- _What to work on_
Only the pictures are left out: repeat the rest of the entries exactly.

- _Material provided_
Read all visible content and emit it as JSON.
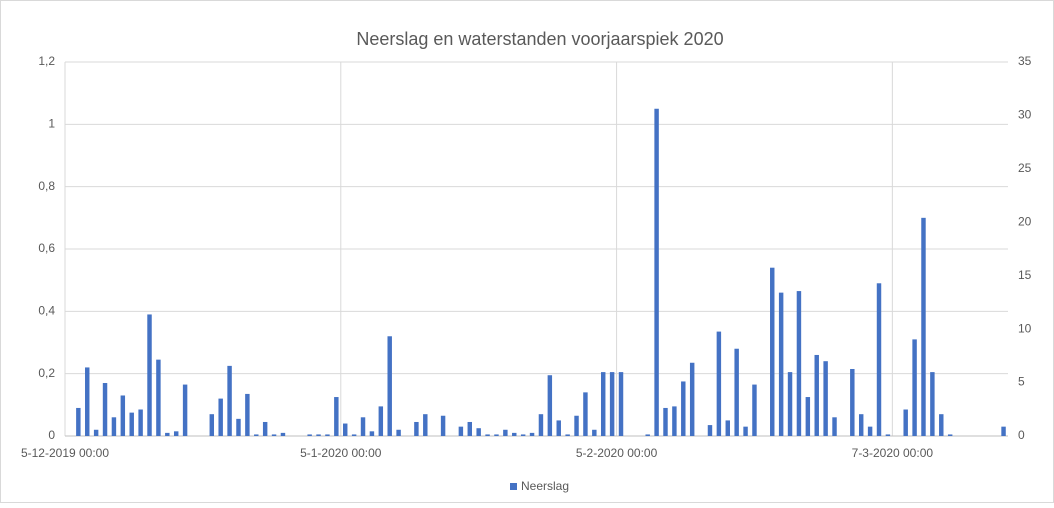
{
  "chart_data": {
    "type": "bar",
    "title": "Neerslag en waterstanden voorjaarspiek 2020",
    "categories": [
      "5-12-2019 00:00",
      null,
      null,
      null,
      null,
      null,
      null,
      null,
      null,
      null,
      null,
      null,
      null,
      null,
      null,
      null,
      null,
      null,
      null,
      null,
      null,
      null,
      null,
      null,
      null,
      null,
      null,
      null,
      null,
      null,
      null,
      "5-1-2020 00:00",
      null,
      null,
      null,
      null,
      null,
      null,
      null,
      null,
      null,
      null,
      null,
      null,
      null,
      null,
      null,
      null,
      null,
      null,
      null,
      null,
      null,
      null,
      null,
      null,
      null,
      null,
      null,
      null,
      null,
      null,
      "5-2-2020 00:00",
      null,
      null,
      null,
      null,
      null,
      null,
      null,
      null,
      null,
      null,
      null,
      null,
      null,
      null,
      null,
      null,
      null,
      null,
      null,
      null,
      null,
      null,
      null,
      null,
      null,
      null,
      null,
      null,
      null,
      null,
      "7-3-2020 00:00",
      null,
      null,
      null,
      null,
      null,
      null,
      null,
      null,
      null,
      null,
      null,
      null
    ],
    "series": [
      {
        "name": "Neerslag",
        "color": "#4472c4",
        "values": [
          0,
          0.09,
          0.22,
          0.02,
          0.17,
          0.06,
          0.13,
          0.075,
          0.085,
          0.39,
          0.245,
          0.01,
          0.015,
          0.165,
          0,
          0,
          0.07,
          0.12,
          0.225,
          0.055,
          0.135,
          0.005,
          0.045,
          0.005,
          0.01,
          0,
          0,
          0.005,
          0.005,
          0.005,
          0.125,
          0.04,
          0.005,
          0.06,
          0.015,
          0.095,
          0.32,
          0.02,
          0,
          0.045,
          0.07,
          0,
          0.065,
          0,
          0.03,
          0.045,
          0.025,
          0.005,
          0.005,
          0.02,
          0.01,
          0.005,
          0.01,
          0.07,
          0.195,
          0.05,
          0.005,
          0.065,
          0.14,
          0.02,
          0.205,
          0.205,
          0.205,
          0,
          0,
          0.005,
          1.05,
          0.09,
          0.095,
          0.175,
          0.235,
          0,
          0.035,
          0.335,
          0.05,
          0.28,
          0.03,
          0.165,
          0,
          0.54,
          0.46,
          0.205,
          0.465,
          0.125,
          0.26,
          0.24,
          0.06,
          0,
          0.215,
          0.07,
          0.03,
          0.49,
          0.005,
          0,
          0.085,
          0.31,
          0.7,
          0.205,
          0.07,
          0.005,
          0,
          0,
          0,
          0,
          0,
          0.03
        ]
      }
    ],
    "ylim": [
      0,
      1.2
    ],
    "yticks": [
      0,
      {
        "value": 0.2,
        "label": "0,2"
      },
      {
        "value": 0.4,
        "label": "0,4"
      },
      {
        "value": 0.6,
        "label": "0,6"
      },
      {
        "value": 0.8,
        "label": "0,8"
      },
      1,
      {
        "value": 1.2,
        "label": "1,2"
      }
    ],
    "y2lim": [
      0,
      35
    ],
    "y2ticks": [
      0,
      5,
      10,
      15,
      20,
      25,
      30,
      35
    ],
    "grid": true,
    "legend": "bottom"
  }
}
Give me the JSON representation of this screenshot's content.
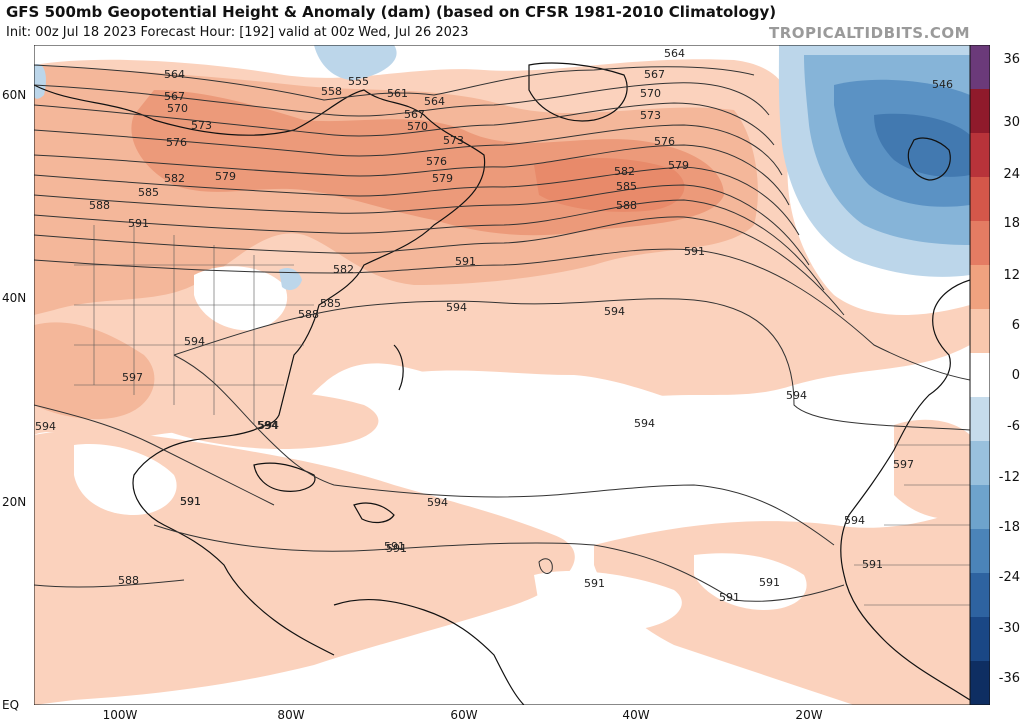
{
  "header": {
    "title": "GFS 500mb Geopotential Height & Anomaly (dam) (based on CFSR 1981-2010 Climatology)",
    "subtitle": "Init: 00z Jul 18 2023   Forecast Hour: [192]   valid at 00z Wed, Jul 26 2023",
    "watermark": "TROPICALTIDBITS.COM"
  },
  "axes": {
    "lat_labels": [
      "60N",
      "40N",
      "20N",
      "EQ"
    ],
    "lon_labels": [
      "100W",
      "80W",
      "60W",
      "40W",
      "20W"
    ]
  },
  "colorbar": {
    "labels": [
      "36",
      "30",
      "24",
      "18",
      "12",
      "6",
      "0",
      "-6",
      "-12",
      "-18",
      "-24",
      "-30",
      "-36"
    ],
    "colors": [
      "#6b3a7a",
      "#8f1a2b",
      "#b8333a",
      "#d4574a",
      "#e47c63",
      "#f0a27f",
      "#f8c7ad",
      "#ffffff",
      "#c6dcec",
      "#99c1dd",
      "#6ea3cc",
      "#4b84b9",
      "#2e63a0",
      "#1a4785",
      "#0e2e62"
    ]
  },
  "map": {
    "colors": {
      "ocean_pos_light": "#fbd2bd",
      "pos_medium": "#f4b79a",
      "pos_strong": "#ec9a7a",
      "neg_light": "#bcd6ea",
      "neg_medium": "#86b4d8",
      "neg_strong": "#5b92c4",
      "contour": "#333333",
      "coast": "#111111"
    },
    "contour_labels": [
      "564",
      "567",
      "570",
      "573",
      "576",
      "579",
      "582",
      "585",
      "588",
      "591",
      "558",
      "555",
      "561",
      "564",
      "567",
      "570",
      "573",
      "576",
      "579",
      "582",
      "585",
      "588",
      "591",
      "594",
      "594",
      "597",
      "594",
      "594",
      "591",
      "591",
      "588",
      "564",
      "567",
      "570",
      "573",
      "576",
      "579",
      "582",
      "585",
      "588",
      "591",
      "594",
      "546",
      "594",
      "594",
      "594",
      "591",
      "591",
      "591",
      "591",
      "591",
      "594",
      "597",
      "594",
      "591"
    ]
  }
}
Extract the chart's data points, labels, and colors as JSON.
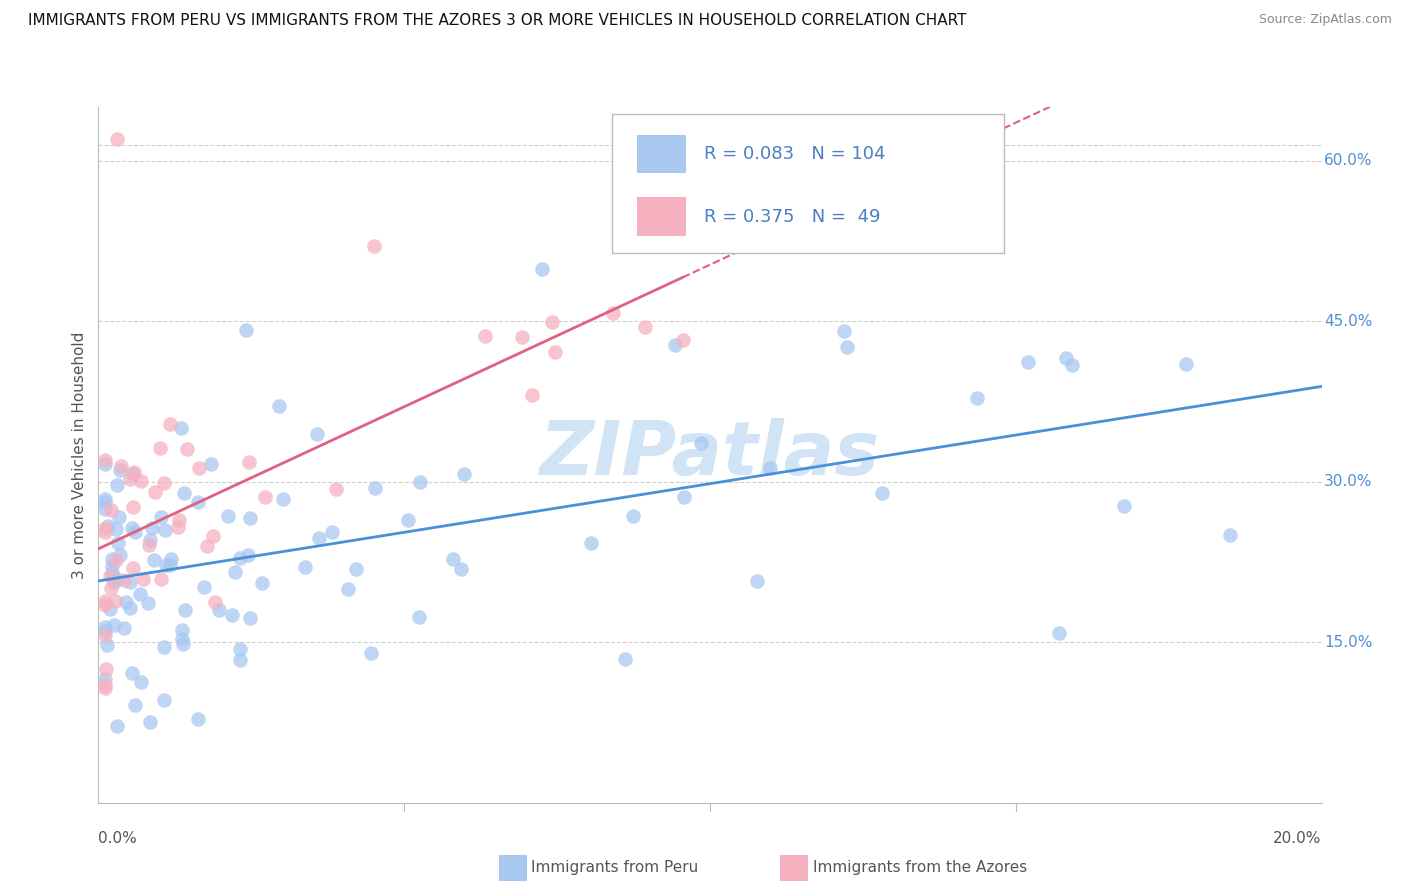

- _Task output_
Read all visible content and emit it as JSON.
{
  "chart_data": {
    "type": "bar",
    "title": "Neerslag en waterstanden voorjaarspiek 2020",
    "categories": [
      "5-12-2019 00:00",
      null,
      null,
      null,
      null,
      null,
      null,
      null,
      null,
      null,
      null,
      null,
      null,
      null,
      null,
      null,
      null,
      null,
      null,
      null,
      null,
      null,
      null,
      null,
      null,
      null,
      null,
      null,
      null,
      null,
      null,
      "5-1-2020 00:00",
      null,
      null,
      null,
      null,
      null,
      null,
      null,
      null,
      null,
      null,
      null,
      null,
      null,
      null,
      null,
      null,
      null,
      null,
      null,
      null,
      null,
      null,
      null,
      null,
      null,
      null,
      null,
      null,
      null,
      null,
      "5-2-2020 00:00",
      null,
      null,
      null,
      null,
      null,
      null,
      null,
      null,
      null,
      null,
      null,
      null,
      null,
      null,
      null,
      null,
      null,
      null,
      null,
      null,
      null,
      null,
      null,
      null,
      null,
      null,
      null,
      null,
      null,
      null,
      "7-3-2020 00:00",
      null,
      null,
      null,
      null,
      null,
      null,
      null,
      null,
      null,
      null,
      null,
      null
    ],
    "series": [
      {
        "name": "Neerslag",
        "color": "#4472c4",
        "values": [
          0,
          0.09,
          0.22,
          0.02,
          0.17,
          0.06,
          0.13,
          0.075,
          0.085,
          0.39,
          0.245,
          0.01,
          0.015,
          0.165,
          0,
          0,
          0.07,
          0.12,
          0.225,
          0.055,
          0.135,
          0.005,
          0.045,
          0.005,
          0.01,
          0,
          0,
          0.005,
          0.005,
          0.005,
          0.125,
          0.04,
          0.005,
          0.06,
          0.015,
          0.095,
          0.32,
          0.02,
          0,
          0.045,
          0.07,
          0,
          0.065,
          0,
          0.03,
          0.045,
          0.025,
          0.005,
          0.005,
          0.02,
          0.01,
          0.005,
          0.01,
          0.07,
          0.195,
          0.05,
          0.005,
          0.065,
          0.14,
          0.02,
          0.205,
          0.205,
          0.205,
          0,
          0,
          0.005,
          1.05,
          0.09,
          0.095,
          0.175,
          0.235,
          0,
          0.035,
          0.335,
          0.05,
          0.28,
          0.03,
          0.165,
          0,
          0.54,
          0.46,
          0.205,
          0.465,
          0.125,
          0.26,
          0.24,
          0.06,
          0,
          0.215,
          0.07,
          0.03,
          0.49,
          0.005,
          0,
          0.085,
          0.31,
          0.7,
          0.205,
          0.07,
          0.005,
          0,
          0,
          0,
          0,
          0,
          0.03
        ]
      }
    ],
    "ylim": [
      0,
      1.2
    ],
    "yticks": [
      0,
      {
        "value": 0.2,
        "label": "0,2"
      },
      {
        "value": 0.4,
        "label": "0,4"
      },
      {
        "value": 0.6,
        "label": "0,6"
      },
      {
        "value": 0.8,
        "label": "0,8"
      },
      1,
      {
        "value": 1.2,
        "label": "1,2"
      }
    ],
    "y2lim": [
      0,
      35
    ],
    "y2ticks": [
      0,
      5,
      10,
      15,
      20,
      25,
      30,
      35
    ],
    "grid": true,
    "legend": "bottom"
  }
}
Give me the JSON representation of this screenshot's content.
{
  "header": {
    "title": "GFS 500mb Geopotential Height & Anomaly (dam) (based on CFSR 1981-2010 Climatology)",
    "subtitle": "Init: 00z Jul 18 2023   Forecast Hour: [192]   valid at 00z Wed, Jul 26 2023",
    "watermark": "TROPICALTIDBITS.COM"
  },
  "axes": {
    "lat_labels": [
      "60N",
      "40N",
      "20N",
      "EQ"
    ],
    "lon_labels": [
      "100W",
      "80W",
      "60W",
      "40W",
      "20W"
    ]
  },
  "colorbar": {
    "labels": [
      "36",
      "30",
      "24",
      "18",
      "12",
      "6",
      "0",
      "-6",
      "-12",
      "-18",
      "-24",
      "-30",
      "-36"
    ],
    "colors": [
      "#6b3a7a",
      "#8f1a2b",
      "#b8333a",
      "#d4574a",
      "#e47c63",
      "#f0a27f",
      "#f8c7ad",
      "#ffffff",
      "#c6dcec",
      "#99c1dd",
      "#6ea3cc",
      "#4b84b9",
      "#2e63a0",
      "#1a4785",
      "#0e2e62"
    ]
  },
  "map": {
    "colors": {
      "ocean_pos_light": "#fbd2bd",
      "pos_medium": "#f4b79a",
      "pos_strong": "#ec9a7a",
      "neg_light": "#bcd6ea",
      "neg_medium": "#86b4d8",
      "neg_strong": "#5b92c4",
      "contour": "#333333",
      "coast": "#111111"
    },
    "contour_labels": [
      "564",
      "567",
      "570",
      "573",
      "576",
      "579",
      "582",
      "585",
      "588",
      "591",
      "558",
      "555",
      "561",
      "564",
      "567",
      "570",
      "573",
      "576",
      "579",
      "582",
      "585",
      "588",
      "591",
      "594",
      "594",
      "597",
      "594",
      "594",
      "591",
      "591",
      "588",
      "564",
      "567",
      "570",
      "573",
      "576",
      "579",
      "582",
      "585",
      "588",
      "591",
      "594",
      "546",
      "594",
      "594",
      "594",
      "591",
      "591",
      "591",
      "591",
      "591",
      "594",
      "597",
      "594",
      "591"
    ]
  }
}
Extract the chart's data points, labels, and colors as JSON.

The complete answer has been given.